QUOTED PASSAGE =
=======
Intervention Start Date
2019-07-16
Intervention End Date
2019-09-09
Primary Outcomes
Primary Outcomes (end points)
There are two key outcome variables of interest: entrepreneurs' score on the word-choice test describing their entrepreneurial identity dominance (entrep_score), and entrepreneurs' stated willingness to take hypothetical strategic decisions (strat_score). We measure entrep_score by calculating the number of entrepreneurial words a subject selects from the ten word pairs, divided by ten, so that entrep_score is between 0 and 1. We measure strat_score as the average of a subject's responses to the hypothetical scenario questions, where each scenario is a 5-point Likert item, with possible responses as "Very Unlikely" (1), "Unlikely" (2), "Neutral" (3), "Likely" (4), and "Very Likely" (5).

In our analysis, we study these variables in several ways:

(a) First, we run simple regressions showing whether treatment (a binary variable representing those that are primed) predicts a higher entrep_score and/or strat_score.

(b) We also study the distribution of these effects by using machine learning methods that allow us to recover the shape of the effects based on observables. In particular, we apply the honest tree method of Athey and Wagner (2015) and the sorted effects method of Chernozukhov et al (2018).

(c) Finally, we study how the difference in strat_score is determined by differences in the underlying characteristics of subjects. To do so, we run interaction models where we interact our treatment with pre-treatment characteristics and then estimate flexible functions of pre-treatment characteristics with the estimated effects from (b).
Primary Outcomes (explanation)
Secondary Outcomes
Secondary Outcomes (end points)
=======
DATA EXTRACT =
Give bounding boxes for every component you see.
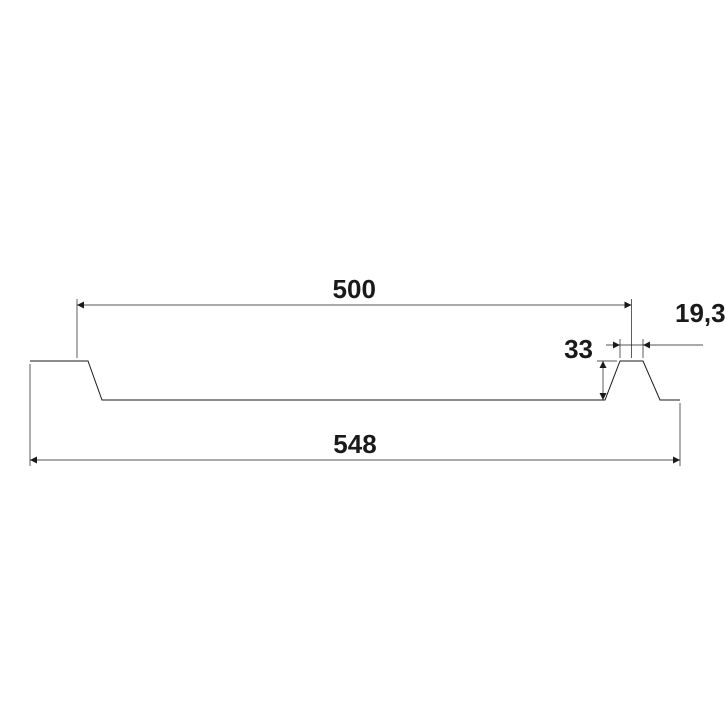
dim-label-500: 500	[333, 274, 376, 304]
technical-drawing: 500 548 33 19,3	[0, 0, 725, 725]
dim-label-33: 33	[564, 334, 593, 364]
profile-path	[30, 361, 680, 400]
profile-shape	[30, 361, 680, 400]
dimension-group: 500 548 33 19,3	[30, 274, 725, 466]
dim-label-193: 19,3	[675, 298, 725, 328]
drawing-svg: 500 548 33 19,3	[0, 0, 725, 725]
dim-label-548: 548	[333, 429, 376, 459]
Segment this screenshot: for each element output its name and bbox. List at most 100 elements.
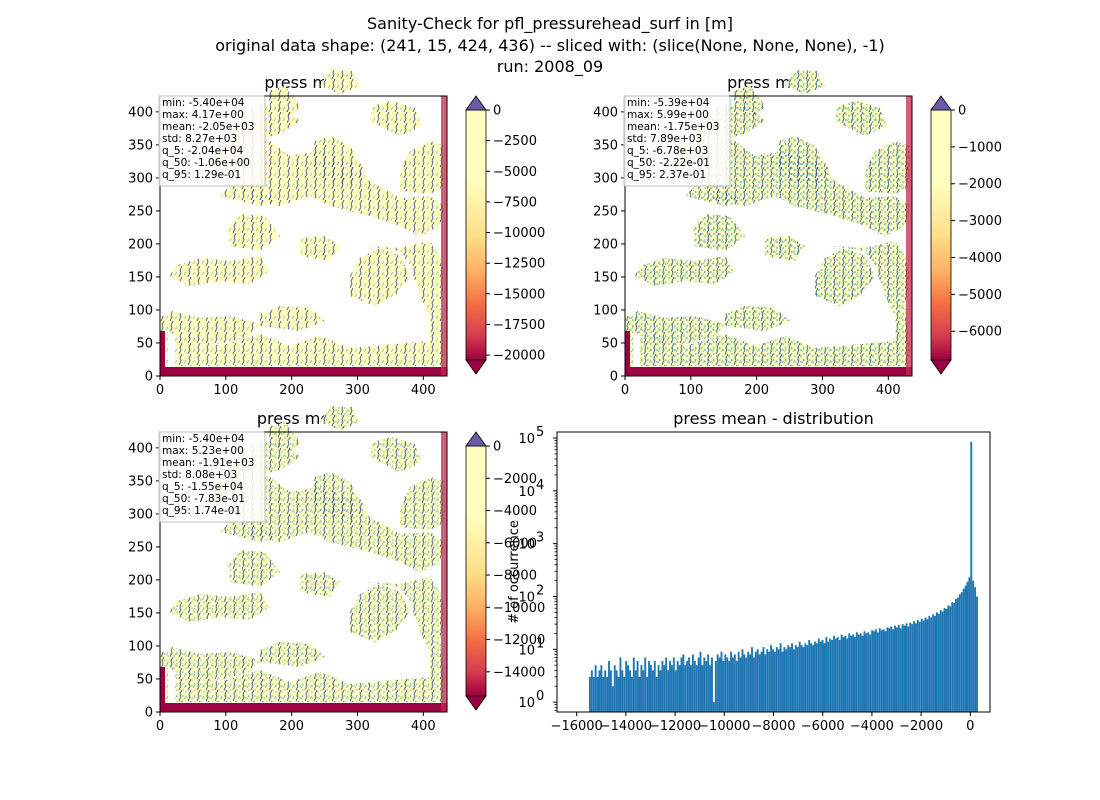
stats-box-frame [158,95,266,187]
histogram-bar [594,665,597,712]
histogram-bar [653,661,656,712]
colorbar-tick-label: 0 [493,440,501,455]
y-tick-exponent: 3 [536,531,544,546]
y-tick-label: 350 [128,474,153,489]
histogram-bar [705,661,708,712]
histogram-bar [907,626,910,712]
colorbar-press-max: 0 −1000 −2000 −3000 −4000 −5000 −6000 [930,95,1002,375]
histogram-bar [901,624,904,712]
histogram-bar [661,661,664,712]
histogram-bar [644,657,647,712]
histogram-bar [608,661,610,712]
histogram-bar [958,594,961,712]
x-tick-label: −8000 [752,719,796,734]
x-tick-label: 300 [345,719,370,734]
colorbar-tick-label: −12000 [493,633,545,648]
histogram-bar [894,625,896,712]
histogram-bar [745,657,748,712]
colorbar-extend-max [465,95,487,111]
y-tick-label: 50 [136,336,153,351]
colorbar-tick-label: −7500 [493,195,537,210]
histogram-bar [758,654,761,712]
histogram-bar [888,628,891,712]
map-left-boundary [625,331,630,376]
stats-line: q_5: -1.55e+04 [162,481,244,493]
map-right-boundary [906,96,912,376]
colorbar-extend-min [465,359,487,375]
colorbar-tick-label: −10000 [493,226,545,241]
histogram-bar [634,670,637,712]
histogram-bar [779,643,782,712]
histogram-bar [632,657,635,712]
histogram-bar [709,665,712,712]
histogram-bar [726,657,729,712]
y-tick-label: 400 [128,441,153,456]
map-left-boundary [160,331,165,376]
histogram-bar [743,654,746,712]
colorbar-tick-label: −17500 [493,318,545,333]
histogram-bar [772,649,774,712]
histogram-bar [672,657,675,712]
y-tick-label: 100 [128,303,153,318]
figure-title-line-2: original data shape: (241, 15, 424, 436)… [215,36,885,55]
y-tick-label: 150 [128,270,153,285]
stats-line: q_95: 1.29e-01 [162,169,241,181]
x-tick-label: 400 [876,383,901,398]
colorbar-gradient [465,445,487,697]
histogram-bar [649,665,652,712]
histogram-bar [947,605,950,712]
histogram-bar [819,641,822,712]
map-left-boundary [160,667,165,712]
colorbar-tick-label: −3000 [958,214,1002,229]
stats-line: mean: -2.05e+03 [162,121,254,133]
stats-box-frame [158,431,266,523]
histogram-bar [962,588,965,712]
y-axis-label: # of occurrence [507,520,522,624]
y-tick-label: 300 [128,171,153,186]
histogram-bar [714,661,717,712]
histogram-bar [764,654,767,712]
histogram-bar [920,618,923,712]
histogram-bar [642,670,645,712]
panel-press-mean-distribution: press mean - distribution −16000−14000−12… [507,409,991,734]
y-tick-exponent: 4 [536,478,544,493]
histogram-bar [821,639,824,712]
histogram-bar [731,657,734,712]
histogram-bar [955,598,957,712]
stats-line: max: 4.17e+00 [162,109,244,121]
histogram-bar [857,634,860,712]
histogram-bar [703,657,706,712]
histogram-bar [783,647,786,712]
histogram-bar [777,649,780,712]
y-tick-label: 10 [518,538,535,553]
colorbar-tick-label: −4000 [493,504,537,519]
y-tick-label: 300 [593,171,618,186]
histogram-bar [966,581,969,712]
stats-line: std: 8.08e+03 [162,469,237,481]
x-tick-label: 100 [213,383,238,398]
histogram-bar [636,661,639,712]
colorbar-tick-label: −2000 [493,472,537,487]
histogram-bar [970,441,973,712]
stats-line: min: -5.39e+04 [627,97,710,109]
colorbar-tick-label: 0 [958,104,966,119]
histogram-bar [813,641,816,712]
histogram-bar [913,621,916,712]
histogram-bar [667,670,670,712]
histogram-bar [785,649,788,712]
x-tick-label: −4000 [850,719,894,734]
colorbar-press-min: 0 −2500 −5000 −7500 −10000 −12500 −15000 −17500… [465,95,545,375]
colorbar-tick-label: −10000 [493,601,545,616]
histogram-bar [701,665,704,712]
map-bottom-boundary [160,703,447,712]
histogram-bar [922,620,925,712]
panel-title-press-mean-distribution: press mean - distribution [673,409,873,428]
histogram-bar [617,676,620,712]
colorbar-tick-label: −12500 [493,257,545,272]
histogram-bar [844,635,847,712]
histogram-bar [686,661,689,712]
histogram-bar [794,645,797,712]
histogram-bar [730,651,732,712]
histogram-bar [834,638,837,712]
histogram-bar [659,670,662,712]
=======
WHAT IS REQUIRED =
Continue the study registration on entrepreneurial identity and strategic decisions from where it stops.

ANSWER =
We perform the analysis described in "Primary Outcomes" independently on each hypothetical scenario. We do not have any priors at this moment on how their shape or magnitudes will be different.

We also add the following analyses:
(a) Changing our main outcome variable to a binary measure that is equal to 1 if the subjects choose "Likely" or "Very Likely" and 0 otherwise to study LPM, and logit specifications on the odds (or probability change) of being likely choose.
(b) The impact of being more 'entrepreneurial' (as defined by entrep_score) on strat_score as well as the impact of treatment across this distribution.
Secondary Outcomes (explanation)
Experimental Design
Experimental Design
This study examines how the profit-maximizing strategic decisions of growth-driven startups are constrained by the personal motivations of their utility-maximizing founders. In a novel experimental approach integrating economics, psychology, and strategy, we apply priming techniques to study entrepreneurial decision-making. We prime the "entrepreneurial identity" of startup founders and then study how a variation in identity salience influences their willingness to make certain choices in hypothetical scenarios.
Experimental Design Details
Not available
Randomization Method
We performed block randomization according to the background characteristics of subjects collected at registration. We partitioned the covariate space using the following variables: startup financing stage, startup value, startup location, satisfaction with local resources, satisfaction with local quality of life, number of founders, number of employees, having children, marital status, having a second job, age, and gender. We then grouped similar subjects together, in backwards order of the listed variables, until each block had at least 4 subjects, as recommended by Athey and Imbens (2016), resulting in 18 total blocks. Finally, we performed a balance test (attached) to ensure that treatment and control group means were not significantly different among every covariate.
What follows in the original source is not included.